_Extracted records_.
━━━━━━━━━━

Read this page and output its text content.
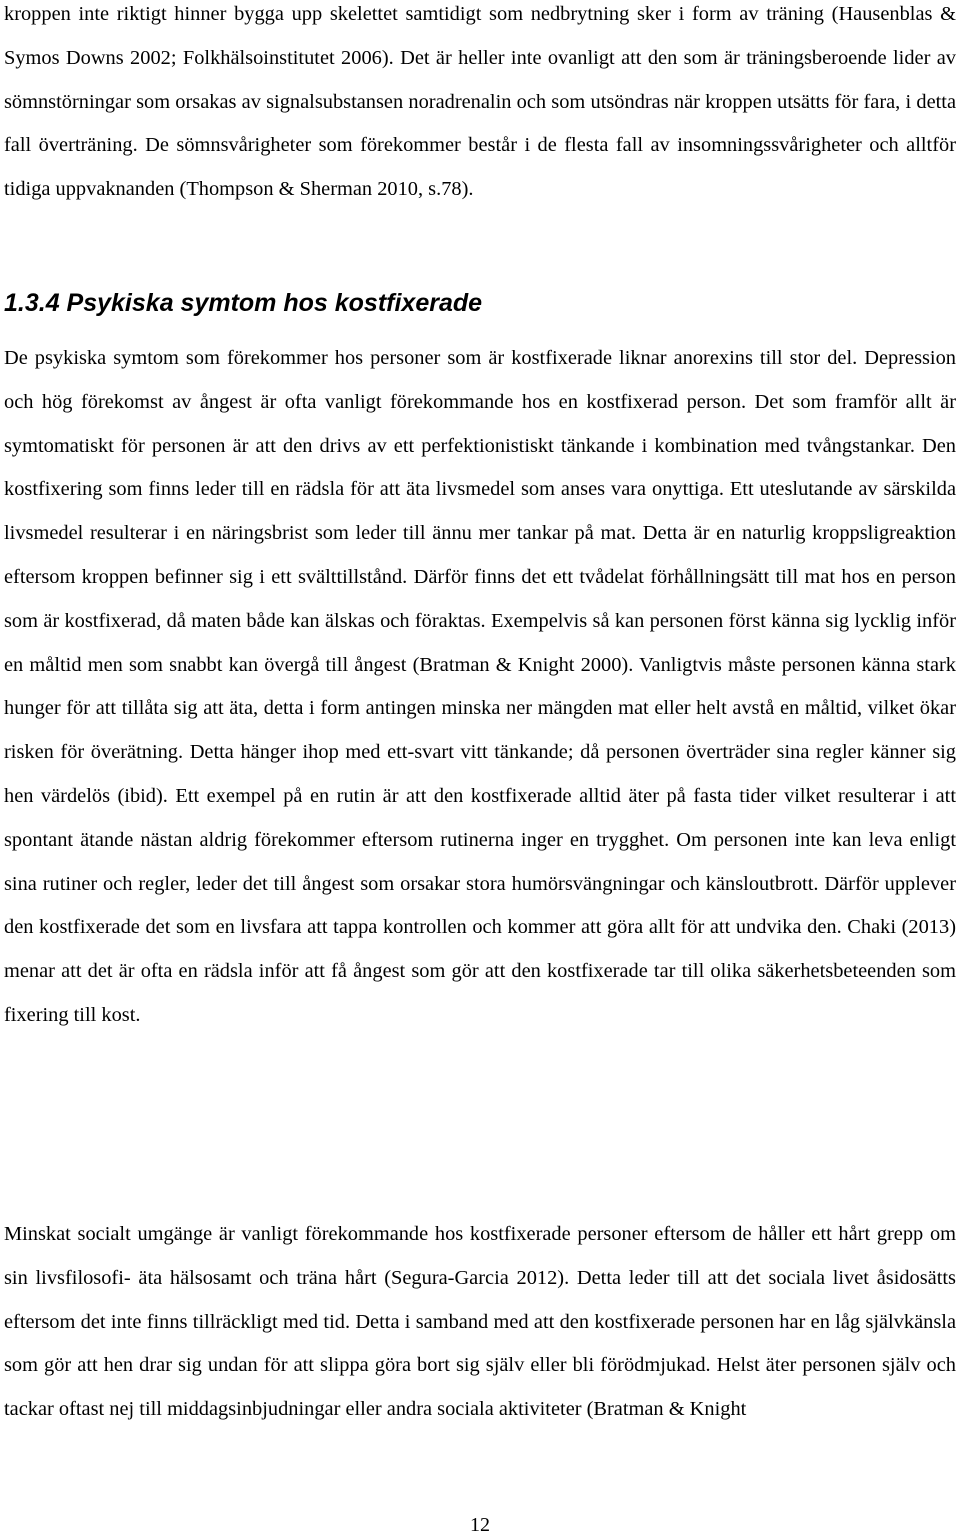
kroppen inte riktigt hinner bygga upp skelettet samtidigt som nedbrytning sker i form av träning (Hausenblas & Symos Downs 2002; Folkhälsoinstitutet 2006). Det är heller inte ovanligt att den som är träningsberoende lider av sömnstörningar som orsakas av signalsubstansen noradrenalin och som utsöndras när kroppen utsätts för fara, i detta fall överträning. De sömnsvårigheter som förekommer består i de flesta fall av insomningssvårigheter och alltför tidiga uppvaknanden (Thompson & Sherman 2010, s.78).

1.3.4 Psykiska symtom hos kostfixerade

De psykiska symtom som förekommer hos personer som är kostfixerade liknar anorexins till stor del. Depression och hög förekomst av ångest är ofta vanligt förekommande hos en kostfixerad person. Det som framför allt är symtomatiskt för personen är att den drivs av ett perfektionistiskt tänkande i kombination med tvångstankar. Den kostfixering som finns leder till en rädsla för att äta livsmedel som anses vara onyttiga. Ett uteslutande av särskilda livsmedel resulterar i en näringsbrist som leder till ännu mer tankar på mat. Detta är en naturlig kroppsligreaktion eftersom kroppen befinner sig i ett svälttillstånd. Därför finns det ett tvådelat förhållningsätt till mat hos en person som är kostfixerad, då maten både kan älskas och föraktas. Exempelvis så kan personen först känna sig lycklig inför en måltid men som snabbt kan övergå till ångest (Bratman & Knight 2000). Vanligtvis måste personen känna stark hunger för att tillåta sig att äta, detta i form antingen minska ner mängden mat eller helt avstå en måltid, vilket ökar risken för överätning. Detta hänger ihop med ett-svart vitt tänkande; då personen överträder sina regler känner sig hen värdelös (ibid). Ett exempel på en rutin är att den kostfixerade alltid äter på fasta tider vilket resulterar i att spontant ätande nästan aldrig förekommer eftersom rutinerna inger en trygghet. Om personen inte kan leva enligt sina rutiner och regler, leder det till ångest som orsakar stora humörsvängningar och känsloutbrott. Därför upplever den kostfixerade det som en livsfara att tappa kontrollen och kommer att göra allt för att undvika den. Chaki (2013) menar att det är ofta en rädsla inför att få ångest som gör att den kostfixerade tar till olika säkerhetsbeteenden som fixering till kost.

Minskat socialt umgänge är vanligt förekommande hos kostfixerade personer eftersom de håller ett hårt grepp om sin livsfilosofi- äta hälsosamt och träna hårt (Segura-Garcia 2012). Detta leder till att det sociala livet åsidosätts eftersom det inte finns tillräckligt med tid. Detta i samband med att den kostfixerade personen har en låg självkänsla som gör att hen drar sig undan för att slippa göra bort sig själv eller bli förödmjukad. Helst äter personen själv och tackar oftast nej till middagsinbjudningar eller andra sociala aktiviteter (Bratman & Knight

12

━━━━━━━━━━

_EXERCISE_.
Would you set down the listing exactly, omitting pictures?

_CORRECT ANSWER_.
Read this page and output its text content.
kroppen inte riktigt hinner bygga upp skelettet samtidigt som nedbrytning sker i form av träning (Hausenblas & Symos Downs 2002; Folkhälsoinstitutet 2006). Det är heller inte ovanligt att den som är träningsberoende lider av sömnstörningar som orsakas av signalsubstansen noradrenalin och som utsöndras när kroppen utsätts för fara, i detta fall överträning. De sömnsvårigheter som förekommer består i de flesta fall av insomningssvårigheter och alltför tidiga uppvaknanden (Thompson & Sherman 2010, s.78).

1.3.4 Psykiska symtom hos kostfixerade

De psykiska symtom som förekommer hos personer som är kostfixerade liknar anorexins till stor del. Depression och hög förekomst av ångest är ofta vanligt förekommande hos en kostfixerad person. Det som framför allt är symtomatiskt för personen är att den drivs av ett perfektionistiskt tänkande i kombination med tvångstankar. Den kostfixering som finns leder till en rädsla för att äta livsmedel som anses vara onyttiga. Ett uteslutande av särskilda livsmedel resulterar i en näringsbrist som leder till ännu mer tankar på mat. Detta är en naturlig kroppsligreaktion eftersom kroppen befinner sig i ett svälttillstånd. Därför finns det ett tvådelat förhållningsätt till mat hos en person som är kostfixerad, då maten både kan älskas och föraktas. Exempelvis så kan personen först känna sig lycklig inför en måltid men som snabbt kan övergå till ångest (Bratman & Knight 2000). Vanligtvis måste personen känna stark hunger för att tillåta sig att äta, detta i form antingen minska ner mängden mat eller helt avstå en måltid, vilket ökar risken för överätning. Detta hänger ihop med ett-svart vitt tänkande; då personen överträder sina regler känner sig hen värdelös (ibid). Ett exempel på en rutin är att den kostfixerade alltid äter på fasta tider vilket resulterar i att spontant ätande nästan aldrig förekommer eftersom rutinerna inger en trygghet. Om personen inte kan leva enligt sina rutiner och regler, leder det till ångest som orsakar stora humörsvängningar och känsloutbrott. Därför upplever den kostfixerade det som en livsfara att tappa kontrollen och kommer att göra allt för att undvika den. Chaki (2013) menar att det är ofta en rädsla inför att få ångest som gör att den kostfixerade tar till olika säkerhetsbeteenden som fixering till kost.

Minskat socialt umgänge är vanligt förekommande hos kostfixerade personer eftersom de håller ett hårt grepp om sin livsfilosofi- äta hälsosamt och träna hårt (Segura-Garcia 2012). Detta leder till att det sociala livet åsidosätts eftersom det inte finns tillräckligt med tid. Detta i samband med att den kostfixerade personen har en låg självkänsla som gör att hen drar sig undan för att slippa göra bort sig själv eller bli förödmjukad. Helst äter personen själv och tackar oftast nej till middagsinbjudningar eller andra sociala aktiviteter (Bratman & Knight

12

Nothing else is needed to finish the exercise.